> **Given exercise**
Write out each record again exactly as it stands.
-- Start Source material --
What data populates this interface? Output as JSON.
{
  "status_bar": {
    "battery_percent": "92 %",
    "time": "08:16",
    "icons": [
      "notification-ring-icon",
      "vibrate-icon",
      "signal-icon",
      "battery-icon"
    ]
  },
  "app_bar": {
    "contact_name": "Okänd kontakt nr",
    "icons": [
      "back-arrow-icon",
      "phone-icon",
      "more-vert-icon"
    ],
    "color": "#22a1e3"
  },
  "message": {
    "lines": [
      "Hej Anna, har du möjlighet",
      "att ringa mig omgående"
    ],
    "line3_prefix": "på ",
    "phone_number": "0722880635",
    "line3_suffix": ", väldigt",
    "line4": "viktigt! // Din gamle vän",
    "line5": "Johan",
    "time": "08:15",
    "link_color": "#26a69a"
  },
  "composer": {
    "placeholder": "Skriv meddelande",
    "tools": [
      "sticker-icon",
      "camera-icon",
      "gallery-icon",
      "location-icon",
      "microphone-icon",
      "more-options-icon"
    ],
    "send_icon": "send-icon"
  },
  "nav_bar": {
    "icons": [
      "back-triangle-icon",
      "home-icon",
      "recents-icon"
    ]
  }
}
-- End Source material --
> **Result of this exercise**
What data populates this interface? Output as JSON.
{
  "status_bar": {
    "battery_percent": "92 %",
    "time": "08:16",
    "icons": [
      "notification-ring-icon",
      "vibrate-icon",
      "signal-icon",
      "battery-icon"
    ]
  },
  "app_bar": {
    "contact_name": "Okänd kontakt nr",
    "icons": [
      "back-arrow-icon",
      "phone-icon",
      "more-vert-icon"
    ],
    "color": "#22a1e3"
  },
  "message": {
    "lines": [
      "Hej Anna, har du möjlighet",
      "att ringa mig omgående"
    ],
    "line3_prefix": "på ",
    "phone_number": "0722880635",
    "line3_suffix": ", väldigt",
    "line4": "viktigt! // Din gamle vän",
    "line5": "Johan",
    "time": "08:15",
    "link_color": "#26a69a"
  },
  "composer": {
    "placeholder": "Skriv meddelande",
    "tools": [
      "sticker-icon",
      "camera-icon",
      "gallery-icon",
      "location-icon",
      "microphone-icon",
      "more-options-icon"
    ],
    "send_icon": "send-icon"
  },
  "nav_bar": {
    "icons": [
      "back-triangle-icon",
      "home-icon",
      "recents-icon"
    ]
  }
}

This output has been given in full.